Given exercise: Which lines in the records below contain the word "bata"? Copy each one out.

Recorded data:

□ □ □ □ □ □ □

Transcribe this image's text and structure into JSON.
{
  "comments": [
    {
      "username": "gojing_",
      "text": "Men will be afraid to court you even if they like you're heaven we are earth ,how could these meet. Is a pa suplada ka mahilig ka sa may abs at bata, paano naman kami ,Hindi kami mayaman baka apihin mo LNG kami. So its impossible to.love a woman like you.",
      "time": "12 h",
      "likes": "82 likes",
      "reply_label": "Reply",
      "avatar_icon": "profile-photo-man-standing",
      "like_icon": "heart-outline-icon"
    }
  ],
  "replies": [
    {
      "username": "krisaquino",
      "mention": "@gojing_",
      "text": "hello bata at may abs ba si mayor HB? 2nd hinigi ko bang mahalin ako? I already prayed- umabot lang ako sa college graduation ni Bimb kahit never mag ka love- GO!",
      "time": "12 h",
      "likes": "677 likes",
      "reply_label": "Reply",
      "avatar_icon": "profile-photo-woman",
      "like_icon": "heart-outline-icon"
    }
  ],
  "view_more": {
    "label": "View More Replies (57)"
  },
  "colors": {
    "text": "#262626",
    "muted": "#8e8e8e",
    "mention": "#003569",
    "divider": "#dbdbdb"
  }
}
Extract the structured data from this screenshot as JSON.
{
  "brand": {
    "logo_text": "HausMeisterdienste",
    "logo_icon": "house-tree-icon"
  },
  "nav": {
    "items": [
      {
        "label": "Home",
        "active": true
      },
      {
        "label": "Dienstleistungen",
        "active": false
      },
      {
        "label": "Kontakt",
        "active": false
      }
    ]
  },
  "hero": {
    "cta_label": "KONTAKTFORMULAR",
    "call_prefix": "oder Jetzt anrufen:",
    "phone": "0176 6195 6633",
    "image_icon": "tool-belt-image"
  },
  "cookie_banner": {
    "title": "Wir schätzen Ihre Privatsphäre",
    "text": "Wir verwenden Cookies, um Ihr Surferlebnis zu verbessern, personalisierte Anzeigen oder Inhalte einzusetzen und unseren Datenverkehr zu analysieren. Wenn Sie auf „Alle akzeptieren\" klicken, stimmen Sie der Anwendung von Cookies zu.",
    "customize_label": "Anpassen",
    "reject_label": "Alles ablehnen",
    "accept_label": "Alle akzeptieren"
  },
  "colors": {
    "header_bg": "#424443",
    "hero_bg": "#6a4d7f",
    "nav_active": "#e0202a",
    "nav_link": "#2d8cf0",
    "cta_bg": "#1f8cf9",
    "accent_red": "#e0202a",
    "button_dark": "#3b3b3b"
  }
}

□ □ □ □ □ □ □

Solution to the problem:
      "text": "Men will be afraid to court you even if they like you're heaven we are earth ,how could these meet. Is a pa suplada ka mahilig ka sa may abs at bata, paano naman kami ,Hindi kami mayaman baka apihin mo LNG kami. So its impossible to.love a woman like you.",
      "text": "hello bata at may abs ba si mayor HB? 2nd hinigi ko bang mahalin ako? I already prayed- umabot lang ako sa college graduation ni Bimb kahit never mag ka love- GO!",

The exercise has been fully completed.